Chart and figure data
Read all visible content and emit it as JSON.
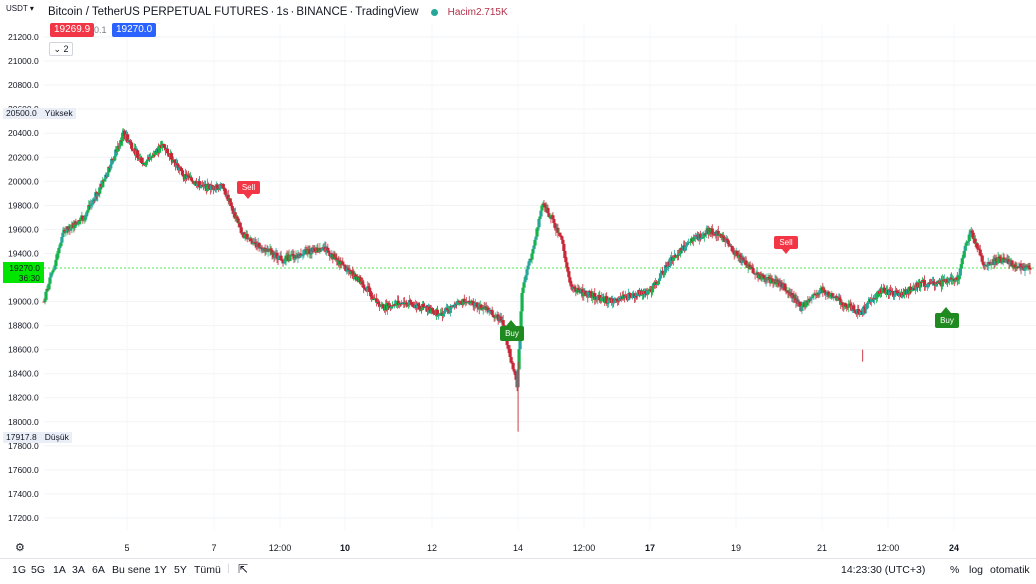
{
  "header": {
    "symbol": "Bitcoin / TetherUS PERPETUAL FUTURES",
    "interval": "1s",
    "exchange": "BINANCE",
    "source": "TradingView",
    "volume_label": "Hacim",
    "volume_value": "2.715K",
    "bid": "19269.9",
    "spread": "0.1",
    "ask": "19270.0",
    "indicator_count": "2",
    "unit": "USDT"
  },
  "price_axis": {
    "labels": [
      "21200.0",
      "21000.0",
      "20800.0",
      "20600.0",
      "20500.0",
      "20400.0",
      "20200.0",
      "20000.0",
      "19800.0",
      "19600.0",
      "19400.0",
      "19270.0",
      "19000.0",
      "18800.0",
      "18600.0",
      "18400.0",
      "18200.0",
      "18000.0",
      "17917.8",
      "17800.0",
      "17600.0",
      "17400.0",
      "17200.0"
    ],
    "high_label": "Yüksek",
    "high_value": "20500.0",
    "low_label": "Düşük",
    "low_value": "17917.8",
    "current_value": "19270.0",
    "countdown": "36:30"
  },
  "time_axis": {
    "labels": [
      "5",
      "7",
      "12:00",
      "10",
      "12",
      "14",
      "12:00",
      "17",
      "19",
      "21",
      "12:00",
      "24"
    ],
    "bold_labels": [
      "10",
      "17",
      "24"
    ]
  },
  "signals": {
    "sell_1": "Sell",
    "sell_2": "Sell",
    "buy_1": "Buy",
    "buy_2": "Buy"
  },
  "bottom_bar": {
    "ranges": [
      "1G",
      "5G",
      "1A",
      "3A",
      "6A",
      "Bu sene",
      "1Y",
      "5Y",
      "Tümü"
    ],
    "time": "14:23:30 (UTC+3)",
    "percent": "%",
    "log": "log",
    "auto": "otomatik"
  },
  "colors": {
    "up": "#26a69a",
    "up_bright": "#16b24b",
    "down": "#c62838",
    "sell": "#f23645",
    "buy": "#1f8a1f",
    "bid_box": "#f23645",
    "ask_box": "#2962ff",
    "current_price_line": "#00e600"
  },
  "chart_data": {
    "type": "candlestick",
    "ylim": [
      17100,
      21300
    ],
    "anchors": [
      [
        0,
        19000
      ],
      [
        20,
        19580
      ],
      [
        40,
        19700
      ],
      [
        60,
        20000
      ],
      [
        80,
        20400
      ],
      [
        100,
        20150
      ],
      [
        120,
        20300
      ],
      [
        140,
        20050
      ],
      [
        160,
        19950
      ],
      [
        180,
        19950
      ],
      [
        200,
        19550
      ],
      [
        220,
        19450
      ],
      [
        240,
        19350
      ],
      [
        260,
        19400
      ],
      [
        280,
        19450
      ],
      [
        300,
        19300
      ],
      [
        320,
        19150
      ],
      [
        340,
        18950
      ],
      [
        360,
        19000
      ],
      [
        380,
        18950
      ],
      [
        400,
        18900
      ],
      [
        420,
        19000
      ],
      [
        440,
        18950
      ],
      [
        460,
        18850
      ],
      [
        475,
        18300
      ],
      [
        480,
        19100
      ],
      [
        490,
        19400
      ],
      [
        500,
        19800
      ],
      [
        510,
        19700
      ],
      [
        520,
        19500
      ],
      [
        530,
        19100
      ],
      [
        550,
        19050
      ],
      [
        570,
        19000
      ],
      [
        590,
        19050
      ],
      [
        610,
        19100
      ],
      [
        630,
        19350
      ],
      [
        650,
        19500
      ],
      [
        670,
        19600
      ],
      [
        680,
        19550
      ],
      [
        700,
        19350
      ],
      [
        720,
        19200
      ],
      [
        740,
        19150
      ],
      [
        760,
        18950
      ],
      [
        780,
        19100
      ],
      [
        800,
        19000
      ],
      [
        820,
        18900
      ],
      [
        840,
        19100
      ],
      [
        860,
        19050
      ],
      [
        880,
        19150
      ],
      [
        900,
        19150
      ],
      [
        918,
        19200
      ],
      [
        930,
        19600
      ],
      [
        945,
        19300
      ],
      [
        960,
        19350
      ],
      [
        975,
        19300
      ],
      [
        990,
        19270
      ]
    ]
  }
}
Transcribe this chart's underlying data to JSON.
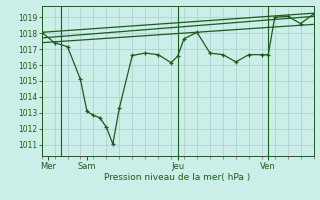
{
  "bg_color": "#cceee8",
  "grid_color": "#aacccc",
  "line_color": "#1a5c1a",
  "title": "Pression niveau de la mer( hPa )",
  "ylabel_ticks": [
    1011,
    1012,
    1013,
    1014,
    1015,
    1016,
    1017,
    1018,
    1019
  ],
  "ylim": [
    1010.3,
    1019.7
  ],
  "xlim": [
    0,
    21
  ],
  "day_positions": [
    0.5,
    3.5,
    10.5,
    17.5
  ],
  "day_labels": [
    "Mer",
    "Sam",
    "Jeu",
    "Ven"
  ],
  "day_vlines_x": [
    1.5,
    10.5,
    17.5
  ],
  "minor_tick_positions": [
    0,
    1,
    2,
    3,
    4,
    5,
    6,
    7,
    8,
    9,
    10,
    11,
    12,
    13,
    14,
    15,
    16,
    17,
    18,
    19,
    20,
    21
  ],
  "line_slowly_rising": {
    "x": [
      0,
      21
    ],
    "y": [
      1018.05,
      1019.25
    ]
  },
  "line_middle": {
    "x": [
      0,
      21
    ],
    "y": [
      1017.7,
      1019.05
    ]
  },
  "line_lower": {
    "x": [
      0,
      21
    ],
    "y": [
      1017.4,
      1018.55
    ]
  },
  "zigzag": {
    "x": [
      0,
      1,
      2,
      3,
      3.5,
      4,
      4.5,
      5,
      5.5,
      6,
      7,
      8,
      9,
      10,
      10.5,
      11,
      12,
      13,
      14,
      15,
      16,
      17,
      17.5,
      18,
      19,
      20,
      21
    ],
    "y": [
      1018.05,
      1017.4,
      1017.15,
      1015.1,
      1013.1,
      1012.85,
      1012.7,
      1012.1,
      1011.05,
      1013.3,
      1016.6,
      1016.75,
      1016.65,
      1016.15,
      1016.55,
      1017.65,
      1018.05,
      1016.75,
      1016.65,
      1016.2,
      1016.65,
      1016.65,
      1016.65,
      1019.0,
      1019.05,
      1018.6,
      1019.2
    ]
  }
}
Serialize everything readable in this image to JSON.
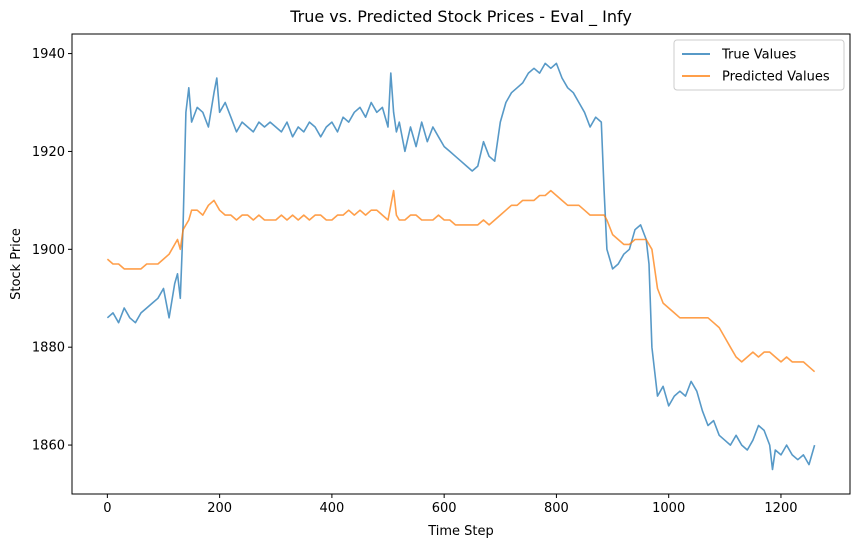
{
  "chart_data": {
    "type": "line",
    "title": "True vs. Predicted Stock Prices - Eval _ Infy",
    "xlabel": "Time Step",
    "ylabel": "Stock Price",
    "xlim": [
      -63,
      1323
    ],
    "ylim": [
      1850,
      1944
    ],
    "xticks": [
      0,
      200,
      400,
      600,
      800,
      1000,
      1200
    ],
    "yticks": [
      1860,
      1880,
      1900,
      1920,
      1940
    ],
    "grid": false,
    "legend_position": "upper right",
    "series": [
      {
        "name": "True Values",
        "color": "#1f77b4",
        "x": [
          0,
          10,
          20,
          30,
          40,
          50,
          60,
          70,
          80,
          90,
          100,
          110,
          120,
          125,
          130,
          135,
          140,
          145,
          150,
          160,
          170,
          180,
          190,
          195,
          200,
          210,
          220,
          230,
          240,
          250,
          260,
          270,
          280,
          290,
          300,
          310,
          320,
          330,
          340,
          350,
          360,
          370,
          380,
          390,
          400,
          410,
          420,
          430,
          440,
          450,
          460,
          470,
          480,
          490,
          500,
          505,
          510,
          515,
          520,
          530,
          540,
          550,
          560,
          570,
          580,
          590,
          600,
          610,
          620,
          630,
          640,
          650,
          660,
          670,
          680,
          690,
          700,
          710,
          720,
          730,
          740,
          750,
          760,
          770,
          780,
          790,
          800,
          810,
          820,
          830,
          840,
          850,
          860,
          870,
          880,
          885,
          890,
          895,
          900,
          910,
          920,
          930,
          940,
          950,
          960,
          965,
          970,
          975,
          980,
          990,
          1000,
          1010,
          1020,
          1030,
          1040,
          1050,
          1060,
          1070,
          1080,
          1090,
          1100,
          1110,
          1120,
          1130,
          1140,
          1150,
          1160,
          1170,
          1180,
          1185,
          1190,
          1200,
          1210,
          1220,
          1230,
          1240,
          1250,
          1260
        ],
        "values": [
          1886,
          1887,
          1885,
          1888,
          1886,
          1885,
          1887,
          1888,
          1889,
          1890,
          1892,
          1886,
          1893,
          1895,
          1890,
          1905,
          1928,
          1933,
          1926,
          1929,
          1928,
          1925,
          1932,
          1935,
          1928,
          1930,
          1927,
          1924,
          1926,
          1925,
          1924,
          1926,
          1925,
          1926,
          1925,
          1924,
          1926,
          1923,
          1925,
          1924,
          1926,
          1925,
          1923,
          1925,
          1926,
          1924,
          1927,
          1926,
          1928,
          1929,
          1927,
          1930,
          1928,
          1929,
          1925,
          1936,
          1928,
          1924,
          1926,
          1920,
          1925,
          1921,
          1926,
          1922,
          1925,
          1923,
          1921,
          1920,
          1919,
          1918,
          1917,
          1916,
          1917,
          1922,
          1919,
          1918,
          1926,
          1930,
          1932,
          1933,
          1934,
          1936,
          1937,
          1936,
          1938,
          1937,
          1938,
          1935,
          1933,
          1932,
          1930,
          1928,
          1925,
          1927,
          1926,
          1912,
          1900,
          1898,
          1896,
          1897,
          1899,
          1900,
          1904,
          1905,
          1902,
          1897,
          1880,
          1875,
          1870,
          1872,
          1868,
          1870,
          1871,
          1870,
          1873,
          1871,
          1867,
          1864,
          1865,
          1862,
          1861,
          1860,
          1862,
          1860,
          1859,
          1861,
          1864,
          1863,
          1860,
          1855,
          1859,
          1858,
          1860,
          1858,
          1857,
          1858,
          1856,
          1860
        ]
      },
      {
        "name": "Predicted Values",
        "color": "#ff7f0e",
        "x": [
          0,
          10,
          20,
          30,
          40,
          50,
          60,
          70,
          80,
          90,
          100,
          110,
          120,
          125,
          130,
          135,
          140,
          145,
          150,
          160,
          170,
          180,
          190,
          200,
          210,
          220,
          230,
          240,
          250,
          260,
          270,
          280,
          290,
          300,
          310,
          320,
          330,
          340,
          350,
          360,
          370,
          380,
          390,
          400,
          410,
          420,
          430,
          440,
          450,
          460,
          470,
          480,
          490,
          500,
          510,
          515,
          520,
          530,
          540,
          550,
          560,
          570,
          580,
          590,
          600,
          610,
          620,
          630,
          640,
          650,
          660,
          670,
          680,
          690,
          700,
          710,
          720,
          730,
          740,
          750,
          760,
          770,
          780,
          790,
          800,
          810,
          820,
          830,
          840,
          850,
          860,
          870,
          880,
          885,
          890,
          900,
          910,
          920,
          930,
          940,
          950,
          960,
          965,
          970,
          975,
          980,
          990,
          1000,
          1010,
          1020,
          1030,
          1040,
          1050,
          1060,
          1070,
          1080,
          1090,
          1100,
          1110,
          1120,
          1130,
          1140,
          1150,
          1160,
          1170,
          1180,
          1190,
          1200,
          1210,
          1220,
          1230,
          1240,
          1250,
          1260
        ],
        "values": [
          1898,
          1897,
          1897,
          1896,
          1896,
          1896,
          1896,
          1897,
          1897,
          1897,
          1898,
          1899,
          1901,
          1902,
          1900,
          1904,
          1905,
          1906,
          1908,
          1908,
          1907,
          1909,
          1910,
          1908,
          1907,
          1907,
          1906,
          1907,
          1907,
          1906,
          1907,
          1906,
          1906,
          1906,
          1907,
          1906,
          1907,
          1906,
          1907,
          1906,
          1907,
          1907,
          1906,
          1906,
          1907,
          1907,
          1908,
          1907,
          1908,
          1907,
          1908,
          1908,
          1907,
          1906,
          1912,
          1907,
          1906,
          1906,
          1907,
          1907,
          1906,
          1906,
          1906,
          1907,
          1906,
          1906,
          1905,
          1905,
          1905,
          1905,
          1905,
          1906,
          1905,
          1906,
          1907,
          1908,
          1909,
          1909,
          1910,
          1910,
          1910,
          1911,
          1911,
          1912,
          1911,
          1910,
          1909,
          1909,
          1909,
          1908,
          1907,
          1907,
          1907,
          1907,
          1906,
          1903,
          1902,
          1901,
          1901,
          1902,
          1902,
          1902,
          1901,
          1900,
          1896,
          1892,
          1889,
          1888,
          1887,
          1886,
          1886,
          1886,
          1886,
          1886,
          1886,
          1885,
          1884,
          1882,
          1880,
          1878,
          1877,
          1878,
          1879,
          1878,
          1879,
          1879,
          1878,
          1877,
          1878,
          1877,
          1877,
          1877,
          1876,
          1875
        ]
      }
    ]
  }
}
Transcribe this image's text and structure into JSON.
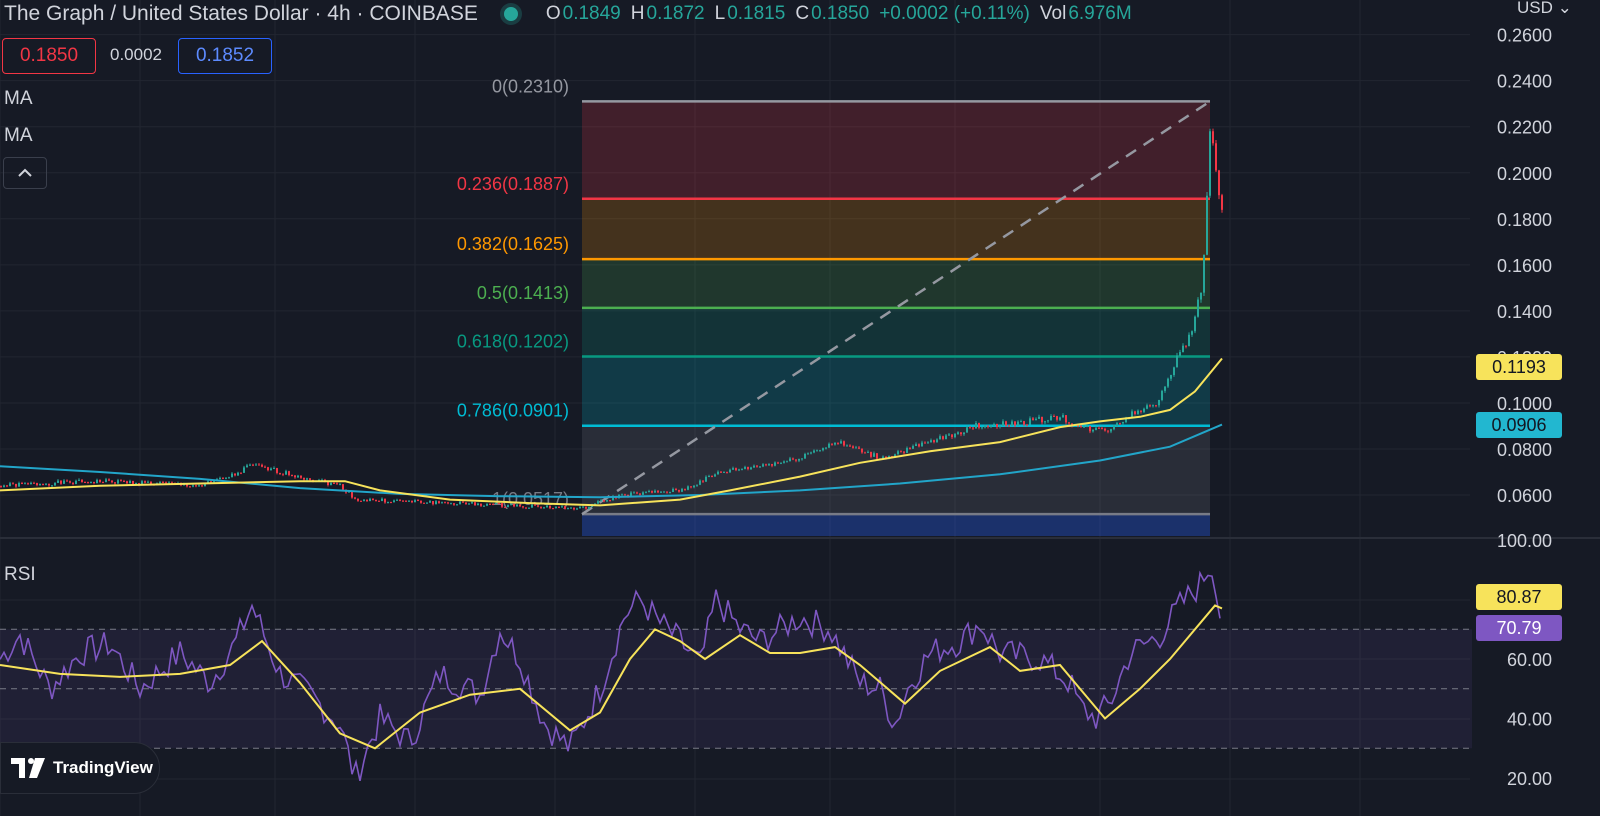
{
  "header": {
    "title": "The Graph / United States Dollar · 4h · COINBASE",
    "ohlc": [
      {
        "key": "O",
        "value": "0.1849"
      },
      {
        "key": "H",
        "value": "0.1872"
      },
      {
        "key": "L",
        "value": "0.1815"
      },
      {
        "key": "C",
        "value": "0.1850"
      }
    ],
    "change": "+0.0002 (+0.11%)",
    "volume_label": "Vol",
    "volume_value": "6.976M"
  },
  "trade": {
    "sell_price": "0.1850",
    "spread": "0.0002",
    "buy_price": "0.1852"
  },
  "indicators": {
    "ma1": "MA",
    "ma2": "MA",
    "rsi": "RSI",
    "collapse_icon": "chevron-up-icon"
  },
  "price_axis": {
    "currency": "USD",
    "ticks": [
      "0.2600",
      "0.2400",
      "0.2200",
      "0.2000",
      "0.1800",
      "0.1600",
      "0.1400",
      "0.1200",
      "0.1000",
      "0.0800",
      "0.0600"
    ]
  },
  "tags": {
    "ma1_value": "0.1193",
    "ma2_value": "0.0906",
    "rsi_value": "70.79",
    "rsi_ma_value": "80.87"
  },
  "rsi_axis": {
    "ticks": [
      "100.00",
      "60.00",
      "40.00",
      "20.00"
    ]
  },
  "fib": [
    {
      "label": "0(0.2310)",
      "price": 0.231,
      "color": "#9598a1"
    },
    {
      "label": "0.236(0.1887)",
      "price": 0.1887,
      "color": "#f23645"
    },
    {
      "label": "0.382(0.1625)",
      "price": 0.1625,
      "color": "#ff9800"
    },
    {
      "label": "0.5(0.1413)",
      "price": 0.1413,
      "color": "#4caf50"
    },
    {
      "label": "0.618(0.1202)",
      "price": 0.1202,
      "color": "#089981"
    },
    {
      "label": "0.786(0.0901)",
      "price": 0.0901,
      "color": "#00bcd4"
    },
    {
      "label": "1(0.0517)",
      "price": 0.0517,
      "color": "#787b86"
    }
  ],
  "colors": {
    "up": "#26a69a",
    "down": "#f23645",
    "ma_fast": "#f7e35b",
    "ma_slow": "#22a5c9",
    "rsi": "#7e57c2",
    "background": "#161a25"
  },
  "branding": {
    "logo_text": "TradingView",
    "logo_icon": "tradingview-logo-icon"
  }
}
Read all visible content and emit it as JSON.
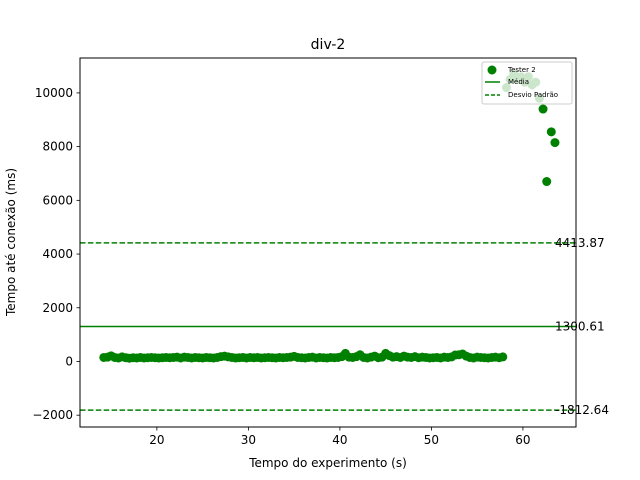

> **Work required**
Pick out all the lines with the word "this" in them and copy them.

> **Solution below**
Transcribe this chart's underlying data to JSON.
Serialize everything readable in this image to JSON.
Transcribe this image's text and structure into JSON.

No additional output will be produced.